_Task requirements_:
Omit all images. Write out the rest of the material exactly.

_Dataset records_:
════════════════

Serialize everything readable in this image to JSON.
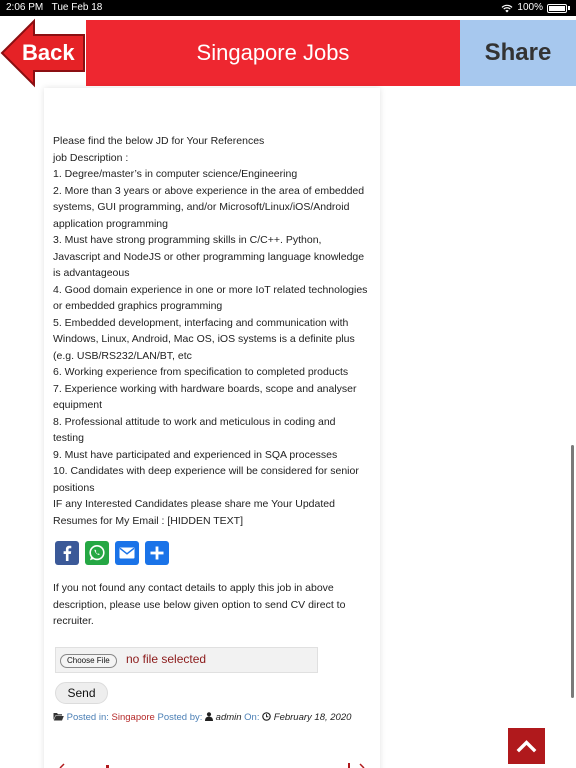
{
  "status_bar": {
    "time": "2:06 PM",
    "date": "Tue Feb 18",
    "battery": "100%"
  },
  "header": {
    "back_label": "Back",
    "title": "Singapore Jobs",
    "share_label": "Share",
    "title_bg": "#ee2730",
    "share_bg": "#a7c8ee"
  },
  "job_description": {
    "lines": [
      "Please find the below JD for Your References",
      "job Description :",
      "1. Degree/master’s in computer science/Engineering",
      "2. More than 3 years or above experience in the area of embedded",
      "systems, GUI programming, and/or Microsoft/Linux/iOS/Android",
      "application programming",
      "3. Must have strong programming skills in C/C++. Python,",
      "Javascript and NodeJS or other programming language knowledge",
      "is advantageous",
      "4. Good domain experience in one or more IoT related technologies",
      "or embedded graphics programming",
      "5. Embedded development, interfacing and communication with",
      "Windows, Linux, Android, Mac OS, iOS systems is a definite plus",
      "(e.g. USB/RS232/LAN/BT, etc",
      "6. Working experience from specification to completed products",
      "7. Experience working with hardware boards, scope and analyser",
      "equipment",
      "8. Professional attitude to work and meticulous in coding and",
      "testing",
      "9. Must have participated and experienced in SQA processes",
      "10. Candidates with deep experience will be considered for senior",
      "positions",
      "IF any Interested Candidates please share me Your Updated",
      "Resumes for My Email : [HIDDEN TEXT]"
    ]
  },
  "social": {
    "icons": [
      "facebook-icon",
      "whatsapp-icon",
      "email-icon",
      "share-plus-icon"
    ]
  },
  "note": {
    "lines": [
      "If you not found any contact details to apply this job in above",
      "description, please use below given option to send CV direct to",
      "recruiter."
    ]
  },
  "upload": {
    "choose_label": "Choose File",
    "status": "no file selected"
  },
  "send_label": "Send",
  "meta": {
    "posted_in_label": "Posted in:",
    "category": "Singapore",
    "posted_by_label": "Posted by:",
    "author": "admin",
    "on_label": "On:",
    "date": "February 18, 2020"
  }
}
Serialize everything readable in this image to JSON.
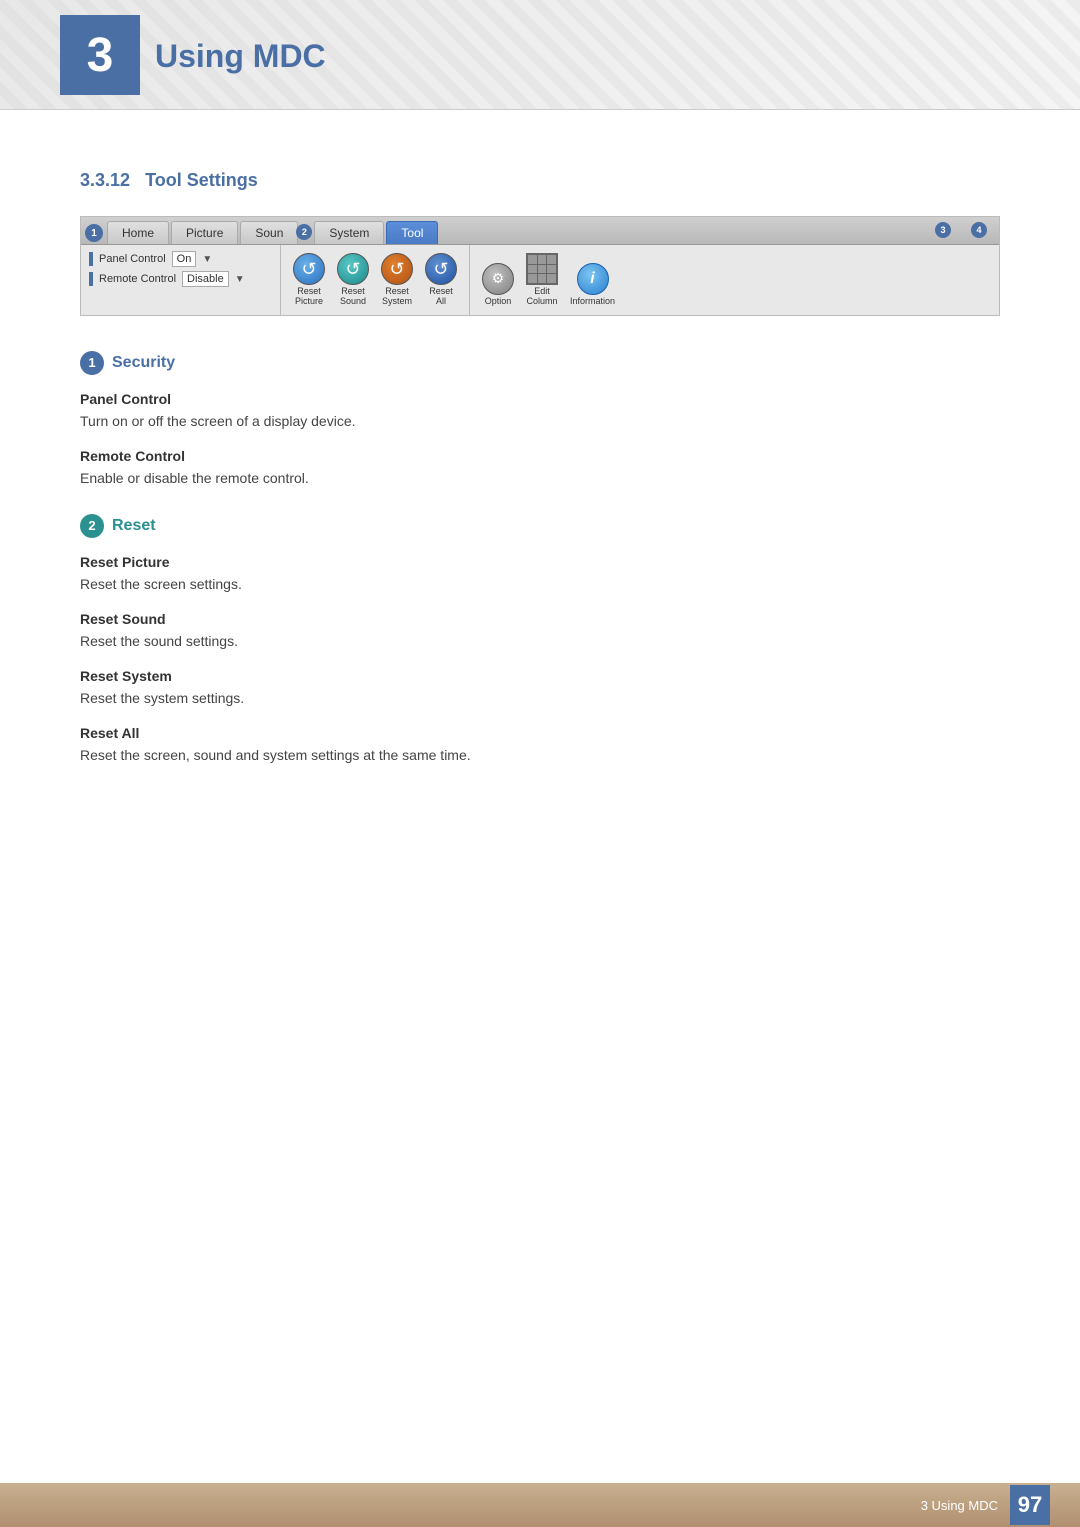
{
  "header": {
    "chapter_number": "3",
    "chapter_title": "Using MDC"
  },
  "section": {
    "number": "3.3.12",
    "title": "Tool Settings"
  },
  "toolbar": {
    "tabs": [
      {
        "id": "home",
        "label": "Home",
        "active": false
      },
      {
        "id": "picture",
        "label": "Picture",
        "active": false
      },
      {
        "id": "sound",
        "label": "Soun",
        "active": false,
        "num": "2"
      },
      {
        "id": "system",
        "label": "System",
        "active": false
      },
      {
        "id": "tool",
        "label": "Tool",
        "active": true
      }
    ],
    "panel_rows": [
      {
        "label": "Panel Control",
        "value": "On"
      },
      {
        "label": "Remote Control",
        "value": "Disable"
      }
    ],
    "icon_groups": {
      "reset_group": [
        {
          "label": "Reset\nPicture",
          "type": "blue"
        },
        {
          "label": "Reset\nSound",
          "type": "teal"
        },
        {
          "label": "Reset\nSystem",
          "type": "teal2"
        },
        {
          "label": "Reset\nAll",
          "type": "gray"
        }
      ],
      "other_group": [
        {
          "label": "Option",
          "type": "gray2"
        },
        {
          "label": "Edit\nColumn",
          "type": "grid"
        },
        {
          "label": "Information",
          "type": "info"
        }
      ]
    },
    "corner_numbers": [
      "3",
      "4"
    ]
  },
  "security_section": {
    "badge_num": "1",
    "title": "Security",
    "panel_control": {
      "term": "Panel Control",
      "desc": "Turn on or off the screen of a display device."
    },
    "remote_control": {
      "term": "Remote Control",
      "desc": "Enable or disable the remote control."
    }
  },
  "reset_section": {
    "badge_num": "2",
    "title": "Reset",
    "items": [
      {
        "term": "Reset Picture",
        "desc": "Reset the screen settings."
      },
      {
        "term": "Reset Sound",
        "desc": "Reset the sound settings."
      },
      {
        "term": "Reset System",
        "desc": "Reset the system settings."
      },
      {
        "term": "Reset All",
        "desc": "Reset the screen, sound and system settings at the same time."
      }
    ]
  },
  "footer": {
    "text": "3 Using MDC",
    "page": "97"
  }
}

════════════════

_Output of the exercise_:
Serialize everything readable in this image to JSON.
{
  "status_bar": {
    "time": "2:06 PM",
    "date": "Tue Feb 18",
    "battery": "100%"
  },
  "header": {
    "back_label": "Back",
    "title": "Singapore Jobs",
    "share_label": "Share",
    "title_bg": "#ee2730",
    "share_bg": "#a7c8ee"
  },
  "job_description": {
    "lines": [
      "Please find the below JD for Your References",
      "job Description :",
      "1. Degree/master’s in computer science/Engineering",
      "2. More than 3 years or above experience in the area of embedded",
      "systems, GUI programming, and/or Microsoft/Linux/iOS/Android",
      "application programming",
      "3. Must have strong programming skills in C/C++. Python,",
      "Javascript and NodeJS or other programming language knowledge",
      "is advantageous",
      "4. Good domain experience in one or more IoT related technologies",
      "or embedded graphics programming",
      "5. Embedded development, interfacing and communication with",
      "Windows, Linux, Android, Mac OS, iOS systems is a definite plus",
      "(e.g. USB/RS232/LAN/BT, etc",
      "6. Working experience from specification to completed products",
      "7. Experience working with hardware boards, scope and analyser",
      "equipment",
      "8. Professional attitude to work and meticulous in coding and",
      "testing",
      "9. Must have participated and experienced in SQA processes",
      "10. Candidates with deep experience will be considered for senior",
      "positions",
      "IF any Interested Candidates please share me Your Updated",
      "Resumes for My Email : [HIDDEN TEXT]"
    ]
  },
  "social": {
    "icons": [
      "facebook-icon",
      "whatsapp-icon",
      "email-icon",
      "share-plus-icon"
    ]
  },
  "note": {
    "lines": [
      "If you not found any contact details to apply this job in above",
      "description, please use below given option to send CV direct to",
      "recruiter."
    ]
  },
  "upload": {
    "choose_label": "Choose File",
    "status": "no file selected"
  },
  "send_label": "Send",
  "meta": {
    "posted_in_label": "Posted in:",
    "category": "Singapore",
    "posted_by_label": "Posted by:",
    "author": "admin",
    "on_label": "On:",
    "date": "February 18, 2020"
  }
}
Serialize everything readable in this image to JSON.
{
  "header": {
    "chapter_number": "3",
    "chapter_title": "Using MDC"
  },
  "section": {
    "number": "3.3.12",
    "title": "Tool Settings"
  },
  "toolbar": {
    "tabs": [
      {
        "id": "home",
        "label": "Home",
        "active": false
      },
      {
        "id": "picture",
        "label": "Picture",
        "active": false
      },
      {
        "id": "sound",
        "label": "Soun",
        "active": false,
        "num": "2"
      },
      {
        "id": "system",
        "label": "System",
        "active": false
      },
      {
        "id": "tool",
        "label": "Tool",
        "active": true
      }
    ],
    "panel_rows": [
      {
        "label": "Panel Control",
        "value": "On"
      },
      {
        "label": "Remote Control",
        "value": "Disable"
      }
    ],
    "icon_groups": {
      "reset_group": [
        {
          "label": "Reset\nPicture",
          "type": "blue"
        },
        {
          "label": "Reset\nSound",
          "type": "teal"
        },
        {
          "label": "Reset\nSystem",
          "type": "teal2"
        },
        {
          "label": "Reset\nAll",
          "type": "gray"
        }
      ],
      "other_group": [
        {
          "label": "Option",
          "type": "gray2"
        },
        {
          "label": "Edit\nColumn",
          "type": "grid"
        },
        {
          "label": "Information",
          "type": "info"
        }
      ]
    },
    "corner_numbers": [
      "3",
      "4"
    ]
  },
  "security_section": {
    "badge_num": "1",
    "title": "Security",
    "panel_control": {
      "term": "Panel Control",
      "desc": "Turn on or off the screen of a display device."
    },
    "remote_control": {
      "term": "Remote Control",
      "desc": "Enable or disable the remote control."
    }
  },
  "reset_section": {
    "badge_num": "2",
    "title": "Reset",
    "items": [
      {
        "term": "Reset Picture",
        "desc": "Reset the screen settings."
      },
      {
        "term": "Reset Sound",
        "desc": "Reset the sound settings."
      },
      {
        "term": "Reset System",
        "desc": "Reset the system settings."
      },
      {
        "term": "Reset All",
        "desc": "Reset the screen, sound and system settings at the same time."
      }
    ]
  },
  "footer": {
    "text": "3 Using MDC",
    "page": "97"
  }
}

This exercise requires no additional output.